> Source records:
++++++++++++++++++++

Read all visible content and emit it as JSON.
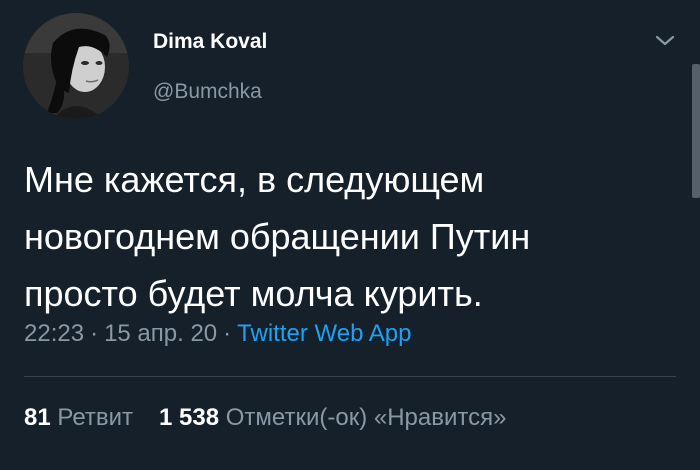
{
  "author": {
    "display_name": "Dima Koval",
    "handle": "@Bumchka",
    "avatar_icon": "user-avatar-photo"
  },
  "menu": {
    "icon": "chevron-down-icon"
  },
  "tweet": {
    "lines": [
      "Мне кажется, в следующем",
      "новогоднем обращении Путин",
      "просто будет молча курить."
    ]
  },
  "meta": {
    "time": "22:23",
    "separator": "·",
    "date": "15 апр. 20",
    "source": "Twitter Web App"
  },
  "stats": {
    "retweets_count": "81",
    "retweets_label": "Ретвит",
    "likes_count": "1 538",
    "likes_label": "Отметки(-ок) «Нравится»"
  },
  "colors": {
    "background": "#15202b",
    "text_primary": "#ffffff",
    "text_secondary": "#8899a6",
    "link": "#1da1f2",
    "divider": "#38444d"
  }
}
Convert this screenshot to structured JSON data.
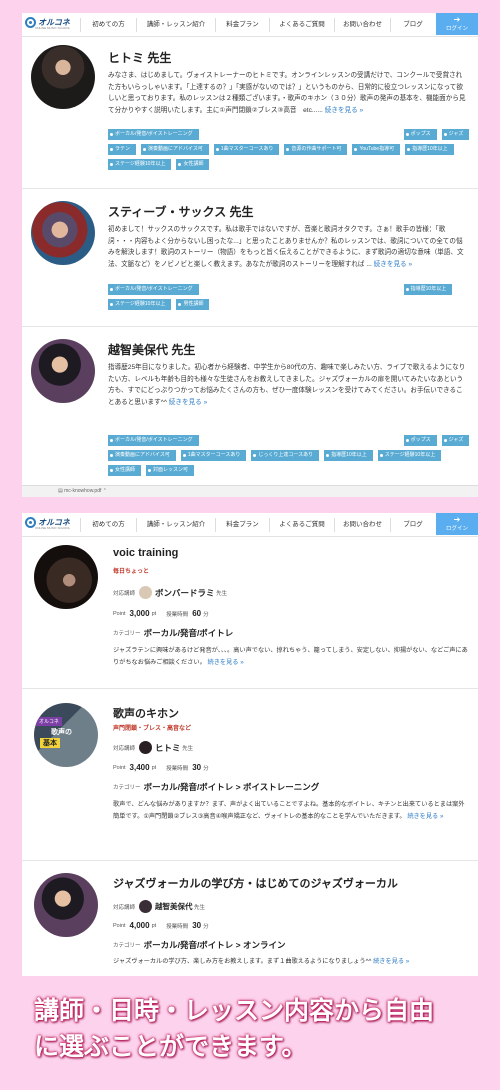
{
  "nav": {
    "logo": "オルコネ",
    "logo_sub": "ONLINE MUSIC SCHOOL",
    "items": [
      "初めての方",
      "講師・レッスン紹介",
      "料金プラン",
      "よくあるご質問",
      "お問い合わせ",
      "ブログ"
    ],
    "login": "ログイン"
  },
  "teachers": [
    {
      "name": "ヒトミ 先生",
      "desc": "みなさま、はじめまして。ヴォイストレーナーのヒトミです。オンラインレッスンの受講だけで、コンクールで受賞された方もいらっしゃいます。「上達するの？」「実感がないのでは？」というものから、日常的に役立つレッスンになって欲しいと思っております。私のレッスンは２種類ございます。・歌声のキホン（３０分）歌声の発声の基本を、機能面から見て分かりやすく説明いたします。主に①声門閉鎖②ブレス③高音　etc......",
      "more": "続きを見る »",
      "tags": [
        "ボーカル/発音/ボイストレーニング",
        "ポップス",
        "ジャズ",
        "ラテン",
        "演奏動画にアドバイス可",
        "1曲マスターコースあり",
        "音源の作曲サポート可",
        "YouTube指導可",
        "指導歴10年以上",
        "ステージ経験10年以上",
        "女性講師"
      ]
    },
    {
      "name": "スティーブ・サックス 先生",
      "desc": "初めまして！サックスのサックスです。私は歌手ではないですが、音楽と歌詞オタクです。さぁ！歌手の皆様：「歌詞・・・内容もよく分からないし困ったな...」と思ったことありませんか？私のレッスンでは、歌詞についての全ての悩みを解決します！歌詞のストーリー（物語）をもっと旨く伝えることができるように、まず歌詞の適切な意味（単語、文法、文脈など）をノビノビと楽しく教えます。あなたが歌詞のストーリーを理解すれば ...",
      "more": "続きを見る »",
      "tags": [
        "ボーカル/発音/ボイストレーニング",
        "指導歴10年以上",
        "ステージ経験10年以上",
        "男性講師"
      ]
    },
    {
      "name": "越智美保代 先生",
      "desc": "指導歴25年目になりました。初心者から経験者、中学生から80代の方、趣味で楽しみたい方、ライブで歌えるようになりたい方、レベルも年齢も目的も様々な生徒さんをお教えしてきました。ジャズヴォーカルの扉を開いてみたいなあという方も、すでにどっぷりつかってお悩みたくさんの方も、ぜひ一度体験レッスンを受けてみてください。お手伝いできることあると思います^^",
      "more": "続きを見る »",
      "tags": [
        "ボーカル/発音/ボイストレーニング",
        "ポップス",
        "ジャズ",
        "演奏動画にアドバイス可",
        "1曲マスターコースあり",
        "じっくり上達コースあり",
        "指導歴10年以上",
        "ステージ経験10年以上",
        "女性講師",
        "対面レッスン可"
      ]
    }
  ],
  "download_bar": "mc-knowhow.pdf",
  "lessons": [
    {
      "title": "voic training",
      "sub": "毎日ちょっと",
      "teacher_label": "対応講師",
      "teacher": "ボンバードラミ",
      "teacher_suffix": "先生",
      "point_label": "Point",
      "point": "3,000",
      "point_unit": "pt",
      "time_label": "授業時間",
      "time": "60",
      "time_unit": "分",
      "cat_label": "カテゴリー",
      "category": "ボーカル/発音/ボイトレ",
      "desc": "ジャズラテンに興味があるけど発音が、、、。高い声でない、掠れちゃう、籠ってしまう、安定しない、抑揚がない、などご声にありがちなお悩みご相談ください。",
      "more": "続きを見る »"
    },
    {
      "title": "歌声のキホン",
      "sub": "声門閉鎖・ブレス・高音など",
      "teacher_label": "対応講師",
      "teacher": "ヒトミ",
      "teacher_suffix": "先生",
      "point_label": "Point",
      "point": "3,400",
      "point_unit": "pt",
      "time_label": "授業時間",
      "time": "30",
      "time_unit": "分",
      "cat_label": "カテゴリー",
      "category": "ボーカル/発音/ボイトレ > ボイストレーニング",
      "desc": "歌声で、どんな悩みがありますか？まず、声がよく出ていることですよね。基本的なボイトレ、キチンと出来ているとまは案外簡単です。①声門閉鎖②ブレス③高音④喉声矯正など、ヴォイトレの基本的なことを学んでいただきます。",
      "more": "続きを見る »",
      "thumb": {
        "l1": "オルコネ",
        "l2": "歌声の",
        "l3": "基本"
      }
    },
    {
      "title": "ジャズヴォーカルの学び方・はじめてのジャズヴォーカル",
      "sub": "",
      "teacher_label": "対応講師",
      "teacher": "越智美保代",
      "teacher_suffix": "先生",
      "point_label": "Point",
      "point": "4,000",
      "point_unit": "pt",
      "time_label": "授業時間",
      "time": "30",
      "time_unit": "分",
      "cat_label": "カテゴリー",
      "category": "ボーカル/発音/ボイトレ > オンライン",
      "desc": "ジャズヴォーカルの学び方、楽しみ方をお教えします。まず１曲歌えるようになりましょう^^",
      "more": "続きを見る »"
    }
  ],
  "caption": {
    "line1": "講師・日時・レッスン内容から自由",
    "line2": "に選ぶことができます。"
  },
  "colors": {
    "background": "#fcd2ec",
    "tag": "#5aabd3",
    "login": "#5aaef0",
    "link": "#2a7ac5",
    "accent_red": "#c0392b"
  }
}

++++++++++++++++++++

> Requirement: Repeat the data in full and exactly. Omit pictures.

> Result of the task:
Read all visible content and emit it as JSON.
{
  "author": {
    "display_name": "Dima Koval",
    "handle": "@Bumchka",
    "avatar_icon": "user-avatar-photo"
  },
  "menu": {
    "icon": "chevron-down-icon"
  },
  "tweet": {
    "lines": [
      "Мне кажется, в следующем",
      "новогоднем обращении Путин",
      "просто будет молча курить."
    ]
  },
  "meta": {
    "time": "22:23",
    "separator": "·",
    "date": "15 апр. 20",
    "source": "Twitter Web App"
  },
  "stats": {
    "retweets_count": "81",
    "retweets_label": "Ретвит",
    "likes_count": "1 538",
    "likes_label": "Отметки(-ок) «Нравится»"
  },
  "colors": {
    "background": "#15202b",
    "text_primary": "#ffffff",
    "text_secondary": "#8899a6",
    "link": "#1da1f2",
    "divider": "#38444d"
  }
}
Convert this screenshot to structured JSON data.
{
  "nav": {
    "logo": "オルコネ",
    "logo_sub": "ONLINE MUSIC SCHOOL",
    "items": [
      "初めての方",
      "講師・レッスン紹介",
      "料金プラン",
      "よくあるご質問",
      "お問い合わせ",
      "ブログ"
    ],
    "login": "ログイン"
  },
  "teachers": [
    {
      "name": "ヒトミ 先生",
      "desc": "みなさま、はじめまして。ヴォイストレーナーのヒトミです。オンラインレッスンの受講だけで、コンクールで受賞された方もいらっしゃいます。「上達するの？」「実感がないのでは？」というものから、日常的に役立つレッスンになって欲しいと思っております。私のレッスンは２種類ございます。・歌声のキホン（３０分）歌声の発声の基本を、機能面から見て分かりやすく説明いたします。主に①声門閉鎖②ブレス③高音　etc......",
      "more": "続きを見る »",
      "tags": [
        "ボーカル/発音/ボイストレーニング",
        "ポップス",
        "ジャズ",
        "ラテン",
        "演奏動画にアドバイス可",
        "1曲マスターコースあり",
        "音源の作曲サポート可",
        "YouTube指導可",
        "指導歴10年以上",
        "ステージ経験10年以上",
        "女性講師"
      ]
    },
    {
      "name": "スティーブ・サックス 先生",
      "desc": "初めまして！サックスのサックスです。私は歌手ではないですが、音楽と歌詞オタクです。さぁ！歌手の皆様：「歌詞・・・内容もよく分からないし困ったな...」と思ったことありませんか？私のレッスンでは、歌詞についての全ての悩みを解決します！歌詞のストーリー（物語）をもっと旨く伝えることができるように、まず歌詞の適切な意味（単語、文法、文脈など）をノビノビと楽しく教えます。あなたが歌詞のストーリーを理解すれば ...",
      "more": "続きを見る »",
      "tags": [
        "ボーカル/発音/ボイストレーニング",
        "指導歴10年以上",
        "ステージ経験10年以上",
        "男性講師"
      ]
    },
    {
      "name": "越智美保代 先生",
      "desc": "指導歴25年目になりました。初心者から経験者、中学生から80代の方、趣味で楽しみたい方、ライブで歌えるようになりたい方、レベルも年齢も目的も様々な生徒さんをお教えしてきました。ジャズヴォーカルの扉を開いてみたいなあという方も、すでにどっぷりつかってお悩みたくさんの方も、ぜひ一度体験レッスンを受けてみてください。お手伝いできることあると思います^^",
      "more": "続きを見る »",
      "tags": [
        "ボーカル/発音/ボイストレーニング",
        "ポップス",
        "ジャズ",
        "演奏動画にアドバイス可",
        "1曲マスターコースあり",
        "じっくり上達コースあり",
        "指導歴10年以上",
        "ステージ経験10年以上",
        "女性講師",
        "対面レッスン可"
      ]
    }
  ],
  "download_bar": "mc-knowhow.pdf",
  "lessons": [
    {
      "title": "voic training",
      "sub": "毎日ちょっと",
      "teacher_label": "対応講師",
      "teacher": "ボンバードラミ",
      "teacher_suffix": "先生",
      "point_label": "Point",
      "point": "3,000",
      "point_unit": "pt",
      "time_label": "授業時間",
      "time": "60",
      "time_unit": "分",
      "cat_label": "カテゴリー",
      "category": "ボーカル/発音/ボイトレ",
      "desc": "ジャズラテンに興味があるけど発音が、、、。高い声でない、掠れちゃう、籠ってしまう、安定しない、抑揚がない、などご声にありがちなお悩みご相談ください。",
      "more": "続きを見る »"
    },
    {
      "title": "歌声のキホン",
      "sub": "声門閉鎖・ブレス・高音など",
      "teacher_label": "対応講師",
      "teacher": "ヒトミ",
      "teacher_suffix": "先生",
      "point_label": "Point",
      "point": "3,400",
      "point_unit": "pt",
      "time_label": "授業時間",
      "time": "30",
      "time_unit": "分",
      "cat_label": "カテゴリー",
      "category": "ボーカル/発音/ボイトレ > ボイストレーニング",
      "desc": "歌声で、どんな悩みがありますか？まず、声がよく出ていることですよね。基本的なボイトレ、キチンと出来ているとまは案外簡単です。①声門閉鎖②ブレス③高音④喉声矯正など、ヴォイトレの基本的なことを学んでいただきます。",
      "more": "続きを見る »",
      "thumb": {
        "l1": "オルコネ",
        "l2": "歌声の",
        "l3": "基本"
      }
    },
    {
      "title": "ジャズヴォーカルの学び方・はじめてのジャズヴォーカル",
      "sub": "",
      "teacher_label": "対応講師",
      "teacher": "越智美保代",
      "teacher_suffix": "先生",
      "point_label": "Point",
      "point": "4,000",
      "point_unit": "pt",
      "time_label": "授業時間",
      "time": "30",
      "time_unit": "分",
      "cat_label": "カテゴリー",
      "category": "ボーカル/発音/ボイトレ > オンライン",
      "desc": "ジャズヴォーカルの学び方、楽しみ方をお教えします。まず１曲歌えるようになりましょう^^",
      "more": "続きを見る »"
    }
  ],
  "caption": {
    "line1": "講師・日時・レッスン内容から自由",
    "line2": "に選ぶことができます。"
  },
  "colors": {
    "background": "#fcd2ec",
    "tag": "#5aabd3",
    "login": "#5aaef0",
    "link": "#2a7ac5",
    "accent_red": "#c0392b"
  }
}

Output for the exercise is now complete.